» **Records for this exercise**
···
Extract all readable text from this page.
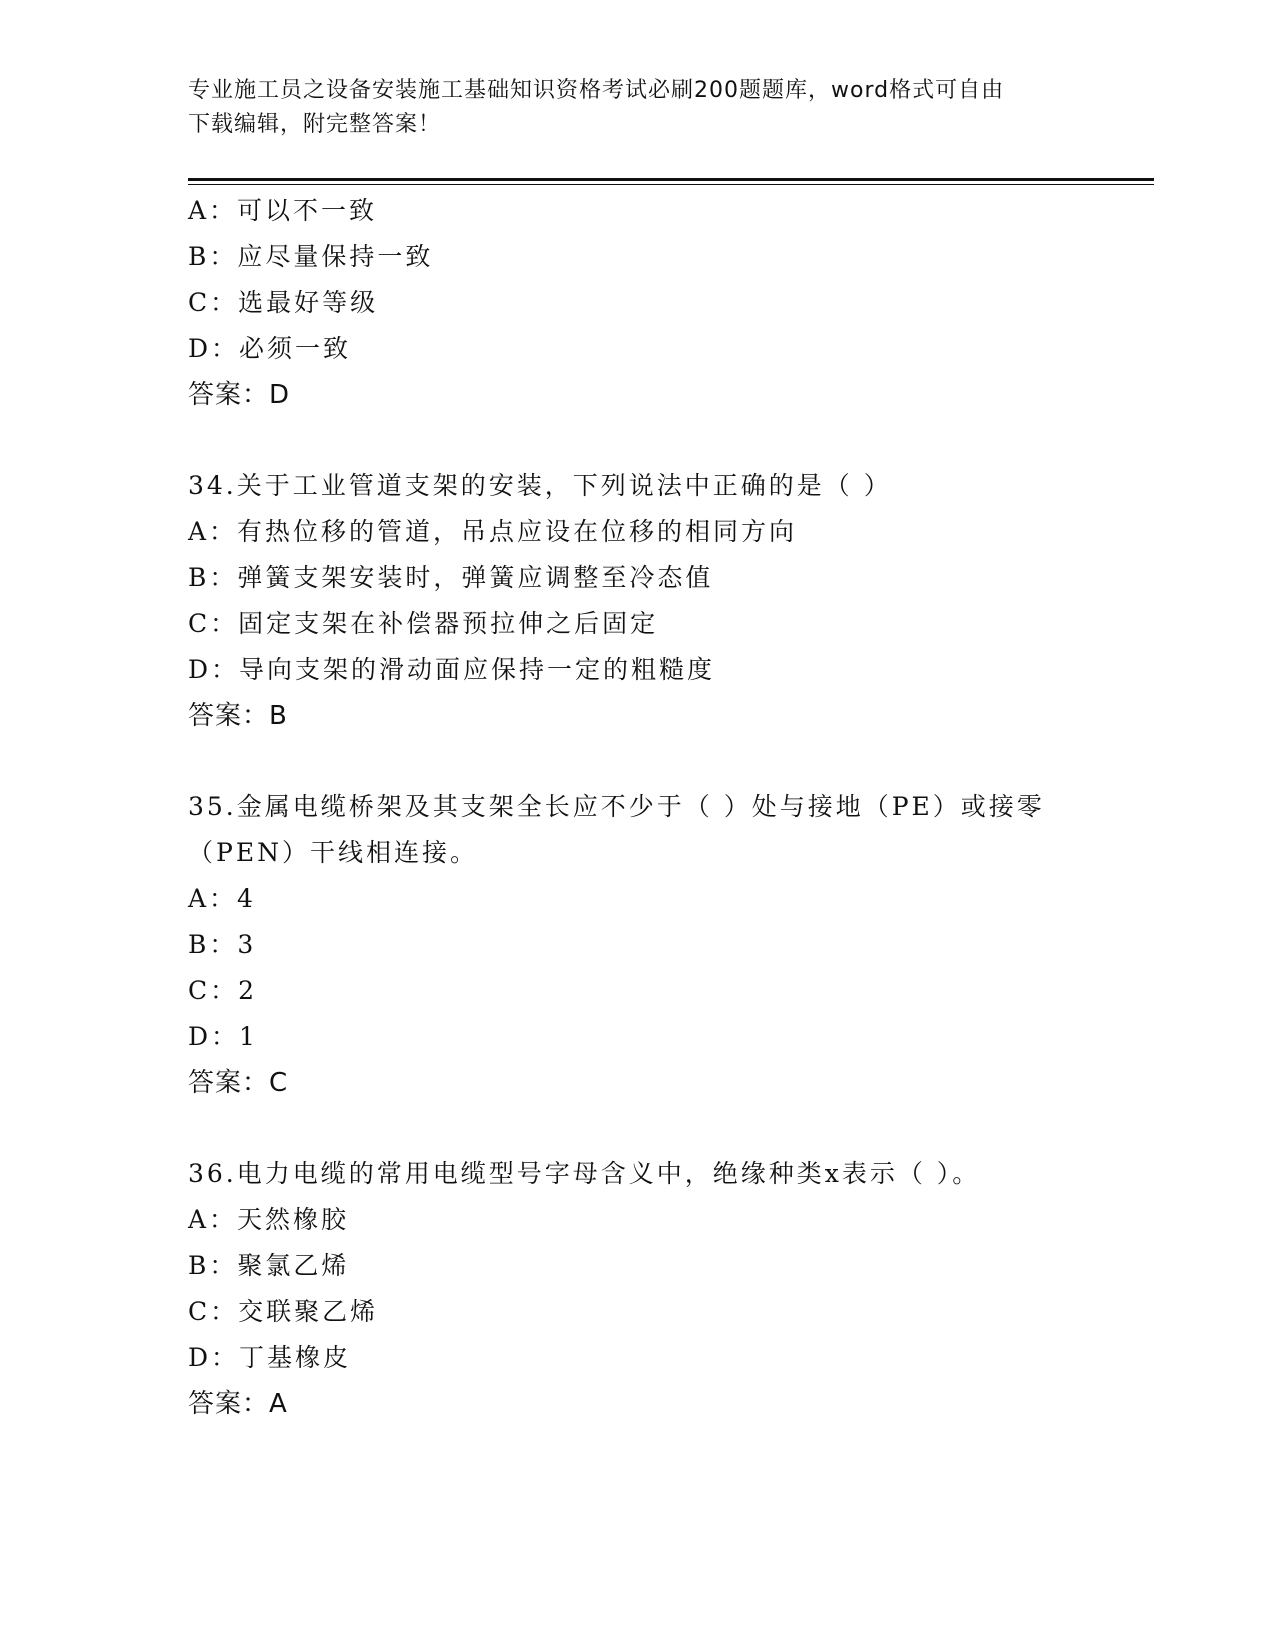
专业施工员之设备安装施工基础知识资格考试必刷200题题库，word格式可自由
下载编辑，附完整答案！
A：可以不一致
B：应尽量保持一致
C：选最好等级
D：必须一致
答案：D
34.关于工业管道支架的安装，下列说法中正确的是（ ）
A：有热位移的管道，吊点应设在位移的相同方向
B：弹簧支架安装时，弹簧应调整至冷态值
C：固定支架在补偿器预拉伸之后固定
D：导向支架的滑动面应保持一定的粗糙度
答案：B
35.金属电缆桥架及其支架全长应不少于（ ）处与接地（PE）或接零
（PEN）干线相连接。
A：4
B：3
C：2
D：1
答案：C
36.电力电缆的常用电缆型号字母含义中，绝缘种类x表示（ ）。
A：天然橡胶
B：聚氯乙烯
C：交联聚乙烯
D：丁基橡皮
答案：A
···
» **Directions for this task**
Reproduce all of the entries word for word, skipping any pictures they hold.

» **Response to the task**
Extract all readable text from this page.
专业施工员之设备安装施工基础知识资格考试必刷200题题库，word格式可自由
下载编辑，附完整答案！
A：可以不一致
B：应尽量保持一致
C：选最好等级
D：必须一致
答案：D
34.关于工业管道支架的安装，下列说法中正确的是（ ）
A：有热位移的管道，吊点应设在位移的相同方向
B：弹簧支架安装时，弹簧应调整至冷态值
C：固定支架在补偿器预拉伸之后固定
D：导向支架的滑动面应保持一定的粗糙度
答案：B
35.金属电缆桥架及其支架全长应不少于（ ）处与接地（PE）或接零
（PEN）干线相连接。
A：4
B：3
C：2
D：1
答案：C
36.电力电缆的常用电缆型号字母含义中，绝缘种类x表示（ ）。
A：天然橡胶
B：聚氯乙烯
C：交联聚乙烯
D：丁基橡皮
答案：A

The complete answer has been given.